▶ [Extracted records]:

# # #

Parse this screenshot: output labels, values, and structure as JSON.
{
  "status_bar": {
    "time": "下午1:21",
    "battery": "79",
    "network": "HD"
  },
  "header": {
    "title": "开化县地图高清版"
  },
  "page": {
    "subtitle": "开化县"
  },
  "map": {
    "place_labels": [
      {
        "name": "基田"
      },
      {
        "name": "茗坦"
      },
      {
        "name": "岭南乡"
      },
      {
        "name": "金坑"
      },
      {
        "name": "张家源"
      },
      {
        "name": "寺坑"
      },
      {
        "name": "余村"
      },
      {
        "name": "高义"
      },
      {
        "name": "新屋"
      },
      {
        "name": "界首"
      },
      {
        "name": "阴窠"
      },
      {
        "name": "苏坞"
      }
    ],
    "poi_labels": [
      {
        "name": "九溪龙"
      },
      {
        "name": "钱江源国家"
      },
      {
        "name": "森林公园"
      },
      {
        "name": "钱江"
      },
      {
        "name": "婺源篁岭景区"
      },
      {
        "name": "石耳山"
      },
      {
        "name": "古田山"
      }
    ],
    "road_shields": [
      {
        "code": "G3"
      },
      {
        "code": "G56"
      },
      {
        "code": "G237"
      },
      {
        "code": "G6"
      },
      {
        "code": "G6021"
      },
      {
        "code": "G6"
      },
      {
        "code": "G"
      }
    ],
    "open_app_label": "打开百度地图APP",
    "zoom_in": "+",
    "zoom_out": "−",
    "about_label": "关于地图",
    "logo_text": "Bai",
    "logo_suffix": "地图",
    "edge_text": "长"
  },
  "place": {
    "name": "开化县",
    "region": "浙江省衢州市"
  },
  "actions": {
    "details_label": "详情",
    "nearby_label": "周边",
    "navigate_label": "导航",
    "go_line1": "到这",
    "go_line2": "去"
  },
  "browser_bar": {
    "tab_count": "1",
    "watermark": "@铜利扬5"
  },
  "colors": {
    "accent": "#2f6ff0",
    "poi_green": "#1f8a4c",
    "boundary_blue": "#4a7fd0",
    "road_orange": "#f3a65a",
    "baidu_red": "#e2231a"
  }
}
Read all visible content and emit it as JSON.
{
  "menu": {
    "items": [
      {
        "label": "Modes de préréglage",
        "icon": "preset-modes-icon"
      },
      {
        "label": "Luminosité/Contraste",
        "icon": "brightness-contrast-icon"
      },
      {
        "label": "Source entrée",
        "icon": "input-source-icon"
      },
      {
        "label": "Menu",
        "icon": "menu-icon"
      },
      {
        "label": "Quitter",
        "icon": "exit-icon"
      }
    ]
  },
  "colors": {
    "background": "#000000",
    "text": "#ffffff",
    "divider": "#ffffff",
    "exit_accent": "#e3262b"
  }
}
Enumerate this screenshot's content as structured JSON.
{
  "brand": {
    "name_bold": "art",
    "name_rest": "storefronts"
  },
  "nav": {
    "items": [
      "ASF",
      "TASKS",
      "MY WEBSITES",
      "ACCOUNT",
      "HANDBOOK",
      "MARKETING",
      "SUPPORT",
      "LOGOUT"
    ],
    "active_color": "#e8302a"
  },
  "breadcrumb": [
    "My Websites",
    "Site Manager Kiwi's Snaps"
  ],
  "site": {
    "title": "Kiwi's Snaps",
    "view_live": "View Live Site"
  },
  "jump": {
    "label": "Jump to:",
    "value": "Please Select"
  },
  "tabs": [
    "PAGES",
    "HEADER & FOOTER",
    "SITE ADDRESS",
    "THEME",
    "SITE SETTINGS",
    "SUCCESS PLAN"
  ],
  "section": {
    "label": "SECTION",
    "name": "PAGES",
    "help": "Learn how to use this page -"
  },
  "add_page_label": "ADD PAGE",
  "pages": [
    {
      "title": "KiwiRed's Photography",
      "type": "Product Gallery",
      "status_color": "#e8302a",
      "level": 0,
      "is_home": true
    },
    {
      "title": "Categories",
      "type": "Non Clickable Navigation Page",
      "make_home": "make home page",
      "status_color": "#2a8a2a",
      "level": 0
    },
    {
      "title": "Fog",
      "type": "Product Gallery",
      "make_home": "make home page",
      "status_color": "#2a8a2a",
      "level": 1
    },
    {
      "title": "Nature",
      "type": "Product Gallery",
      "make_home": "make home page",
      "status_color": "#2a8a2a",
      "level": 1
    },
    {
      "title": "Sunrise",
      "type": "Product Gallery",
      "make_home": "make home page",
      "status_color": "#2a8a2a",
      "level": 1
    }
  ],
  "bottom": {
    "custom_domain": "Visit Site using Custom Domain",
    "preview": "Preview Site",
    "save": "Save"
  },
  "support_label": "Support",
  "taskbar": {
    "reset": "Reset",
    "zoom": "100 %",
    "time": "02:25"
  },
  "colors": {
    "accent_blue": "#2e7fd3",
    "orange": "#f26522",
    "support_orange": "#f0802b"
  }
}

# # #

Write out every line of the preceding listing that contains "code".

        "code": "G3"
        "code": "G56"
        "code": "G237"
        "code": "G6"
        "code": "G6021"
        "code": "G6"
        "code": "G"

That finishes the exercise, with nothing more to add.